[start of DATASET]

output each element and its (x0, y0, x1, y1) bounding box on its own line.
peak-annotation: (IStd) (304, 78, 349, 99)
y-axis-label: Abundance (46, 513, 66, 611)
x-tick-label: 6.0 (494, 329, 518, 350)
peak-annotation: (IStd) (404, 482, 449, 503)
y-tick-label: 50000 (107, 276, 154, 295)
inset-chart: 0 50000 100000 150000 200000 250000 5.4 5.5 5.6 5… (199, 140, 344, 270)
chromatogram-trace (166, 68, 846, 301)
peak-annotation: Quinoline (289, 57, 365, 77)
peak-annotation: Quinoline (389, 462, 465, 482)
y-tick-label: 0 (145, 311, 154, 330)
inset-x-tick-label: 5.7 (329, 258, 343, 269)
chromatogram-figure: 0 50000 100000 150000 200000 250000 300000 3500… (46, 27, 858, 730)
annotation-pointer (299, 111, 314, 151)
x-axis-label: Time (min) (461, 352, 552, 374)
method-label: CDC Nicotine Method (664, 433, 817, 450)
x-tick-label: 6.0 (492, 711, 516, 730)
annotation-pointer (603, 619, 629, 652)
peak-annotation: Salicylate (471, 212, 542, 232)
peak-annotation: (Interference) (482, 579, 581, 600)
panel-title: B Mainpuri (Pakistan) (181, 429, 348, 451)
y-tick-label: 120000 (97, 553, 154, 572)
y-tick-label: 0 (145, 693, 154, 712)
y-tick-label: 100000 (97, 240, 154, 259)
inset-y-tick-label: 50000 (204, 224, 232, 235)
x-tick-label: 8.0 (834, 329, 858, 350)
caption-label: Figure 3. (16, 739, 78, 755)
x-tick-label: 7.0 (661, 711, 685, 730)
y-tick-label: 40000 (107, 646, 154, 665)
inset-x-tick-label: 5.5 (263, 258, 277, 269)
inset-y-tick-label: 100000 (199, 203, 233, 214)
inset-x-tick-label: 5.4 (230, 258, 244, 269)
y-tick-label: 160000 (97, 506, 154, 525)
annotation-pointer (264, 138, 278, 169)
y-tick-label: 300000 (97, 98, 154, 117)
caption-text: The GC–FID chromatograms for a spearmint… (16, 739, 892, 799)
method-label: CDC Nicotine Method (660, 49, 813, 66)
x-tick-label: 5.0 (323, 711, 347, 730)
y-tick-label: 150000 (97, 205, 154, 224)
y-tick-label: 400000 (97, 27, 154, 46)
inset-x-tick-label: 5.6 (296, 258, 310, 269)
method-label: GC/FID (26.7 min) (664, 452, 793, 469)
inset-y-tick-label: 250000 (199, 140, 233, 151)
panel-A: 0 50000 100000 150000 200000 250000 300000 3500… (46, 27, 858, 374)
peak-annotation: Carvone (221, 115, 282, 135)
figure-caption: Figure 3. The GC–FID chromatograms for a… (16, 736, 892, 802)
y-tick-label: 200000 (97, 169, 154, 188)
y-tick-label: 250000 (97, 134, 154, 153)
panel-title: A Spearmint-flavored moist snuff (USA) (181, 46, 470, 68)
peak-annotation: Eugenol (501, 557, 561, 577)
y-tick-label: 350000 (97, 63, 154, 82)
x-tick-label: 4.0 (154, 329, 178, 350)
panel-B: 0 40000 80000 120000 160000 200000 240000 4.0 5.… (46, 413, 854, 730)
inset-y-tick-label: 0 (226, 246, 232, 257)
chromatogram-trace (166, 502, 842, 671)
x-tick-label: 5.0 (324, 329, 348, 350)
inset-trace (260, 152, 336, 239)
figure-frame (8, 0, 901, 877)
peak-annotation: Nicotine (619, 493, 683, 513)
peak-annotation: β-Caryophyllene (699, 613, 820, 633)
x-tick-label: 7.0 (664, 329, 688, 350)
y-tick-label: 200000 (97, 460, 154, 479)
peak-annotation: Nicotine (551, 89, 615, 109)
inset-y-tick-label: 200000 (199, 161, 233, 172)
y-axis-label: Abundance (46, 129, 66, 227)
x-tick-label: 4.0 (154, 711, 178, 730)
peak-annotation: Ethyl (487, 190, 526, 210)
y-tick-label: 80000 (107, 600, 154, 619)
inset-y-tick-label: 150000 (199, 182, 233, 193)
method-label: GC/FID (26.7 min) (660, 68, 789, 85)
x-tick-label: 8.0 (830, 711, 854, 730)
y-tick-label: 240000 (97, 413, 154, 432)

[end of DATASET]

YOUR GOAL » Can you quote every line of the records above verbatim?

WORKED SOLUTION »
output each element and its (x0, y0, x1, y1) bounding box on its own line.
peak-annotation: (IStd) (304, 78, 349, 99)
y-axis-label: Abundance (46, 513, 66, 611)
x-tick-label: 6.0 (494, 329, 518, 350)
peak-annotation: (IStd) (404, 482, 449, 503)
y-tick-label: 50000 (107, 276, 154, 295)
inset-chart: 0 50000 100000 150000 200000 250000 5.4 5.5 5.6 5… (199, 140, 344, 270)
chromatogram-trace (166, 68, 846, 301)
peak-annotation: Quinoline (289, 57, 365, 77)
peak-annotation: Quinoline (389, 462, 465, 482)
y-tick-label: 0 (145, 311, 154, 330)
inset-x-tick-label: 5.7 (329, 258, 343, 269)
chromatogram-figure: 0 50000 100000 150000 200000 250000 300000 3500… (46, 27, 858, 730)
annotation-pointer (299, 111, 314, 151)
x-axis-label: Time (min) (461, 352, 552, 374)
method-label: CDC Nicotine Method (664, 433, 817, 450)
x-tick-label: 6.0 (492, 711, 516, 730)
annotation-pointer (603, 619, 629, 652)
peak-annotation: Salicylate (471, 212, 542, 232)
peak-annotation: (Interference) (482, 579, 581, 600)
panel-title: B Mainpuri (Pakistan) (181, 429, 348, 451)
y-tick-label: 120000 (97, 553, 154, 572)
y-tick-label: 0 (145, 693, 154, 712)
y-tick-label: 100000 (97, 240, 154, 259)
inset-y-tick-label: 50000 (204, 224, 232, 235)
x-tick-label: 8.0 (834, 329, 858, 350)
caption-label: Figure 3. (16, 739, 78, 755)
x-tick-label: 7.0 (661, 711, 685, 730)
y-tick-label: 40000 (107, 646, 154, 665)
inset-x-tick-label: 5.5 (263, 258, 277, 269)
inset-y-tick-label: 100000 (199, 203, 233, 214)
inset-x-tick-label: 5.4 (230, 258, 244, 269)
y-tick-label: 160000 (97, 506, 154, 525)
annotation-pointer (264, 138, 278, 169)
y-tick-label: 300000 (97, 98, 154, 117)
caption-text: The GC–FID chromatograms for a spearmint… (16, 739, 892, 799)
method-label: CDC Nicotine Method (660, 49, 813, 66)
x-tick-label: 5.0 (323, 711, 347, 730)
y-tick-label: 150000 (97, 205, 154, 224)
y-tick-label: 400000 (97, 27, 154, 46)
inset-x-tick-label: 5.6 (296, 258, 310, 269)
method-label: GC/FID (26.7 min) (664, 452, 793, 469)
inset-y-tick-label: 250000 (199, 140, 233, 151)
panel-A: 0 50000 100000 150000 200000 250000 300000 3500… (46, 27, 858, 374)
peak-annotation: Carvone (221, 115, 282, 135)
figure-caption: Figure 3. The GC–FID chromatograms for a… (16, 736, 892, 802)
y-tick-label: 200000 (97, 169, 154, 188)
y-tick-label: 250000 (97, 134, 154, 153)
panel-title: A Spearmint-flavored moist snuff (USA) (181, 46, 470, 68)
peak-annotation: Eugenol (501, 557, 561, 577)
y-tick-label: 350000 (97, 63, 154, 82)
x-tick-label: 4.0 (154, 329, 178, 350)
panel-B: 0 40000 80000 120000 160000 200000 240000 4.0 5.… (46, 413, 854, 730)
inset-y-tick-label: 0 (226, 246, 232, 257)
chromatogram-trace (166, 502, 842, 671)
x-tick-label: 5.0 (324, 329, 348, 350)
inset-trace (260, 152, 336, 239)
figure-frame (8, 0, 901, 877)
peak-annotation: Nicotine (619, 493, 683, 513)
peak-annotation: β-Caryophyllene (699, 613, 820, 633)
x-tick-label: 7.0 (664, 329, 688, 350)
y-tick-label: 200000 (97, 460, 154, 479)
peak-annotation: Nicotine (551, 89, 615, 109)
inset-y-tick-label: 200000 (199, 161, 233, 172)
y-axis-label: Abundance (46, 129, 66, 227)
x-tick-label: 4.0 (154, 711, 178, 730)
peak-annotation: Ethyl (487, 190, 526, 210)
y-tick-label: 80000 (107, 600, 154, 619)
inset-y-tick-label: 150000 (199, 182, 233, 193)
method-label: GC/FID (26.7 min) (660, 68, 789, 85)
x-tick-label: 8.0 (830, 711, 854, 730)
y-tick-label: 240000 (97, 413, 154, 432)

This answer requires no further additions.